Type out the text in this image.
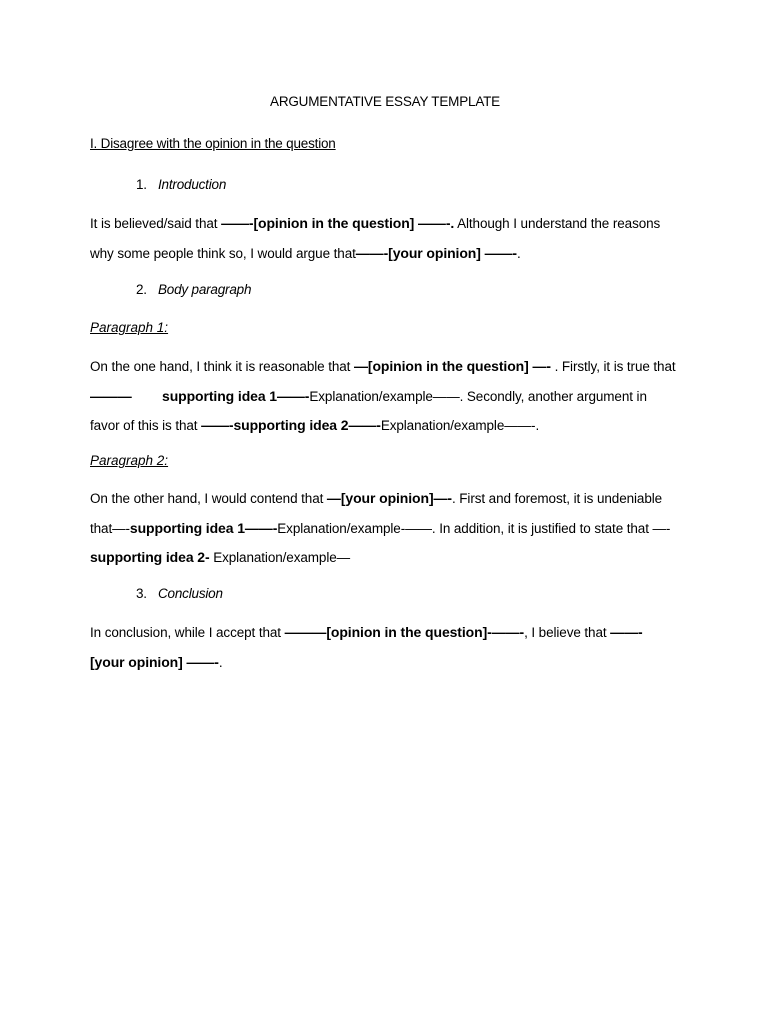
ARGUMENTATIVE ESSAY TEMPLATE
I. Disagree with the opinion in the question
1. Introduction

It is believed/said that ——-[opinion in the question] ——-. Although I understand the reasons why some people think so, I would argue that——-[your opinion] ——-.

2. Body paragraph
Paragraph 1:

On the one hand, I think it is reasonable that —[opinion in the question] —- . Firstly, it is true that———        supporting idea 1——-Explanation/example——. Secondly, another argument in favor of this is that ——-supporting idea 2——-Explanation/example——-.

Paragraph 2:

On the other hand, I would contend that —[your opinion]—-. First and foremost, it is undeniable that—-supporting idea 1——-Explanation/example-——. In addition, it is justified to state that —-supporting idea 2- Explanation/example—

3. Conclusion

In conclusion, while I accept that ———[opinion in the question]-——-, I believe that ——- [your opinion] ——-.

--------------------

* _What the task asks_: Search the entries for the word "example" and gather every line where it appears.

* _Response_:
On the one hand, I think it is reasonable that —[opinion in the question] —- . Firstly, it is true that———        supporting idea 1——-Explanation/example——. Secondly, another argument in favor of this is that ——-supporting idea 2——-Explanation/example——-.
On the other hand, I would contend that —[your opinion]—-. First and foremost, it is undeniable that—-supporting idea 1——-Explanation/example-——. In addition, it is justified to state that —-supporting idea 2- Explanation/example—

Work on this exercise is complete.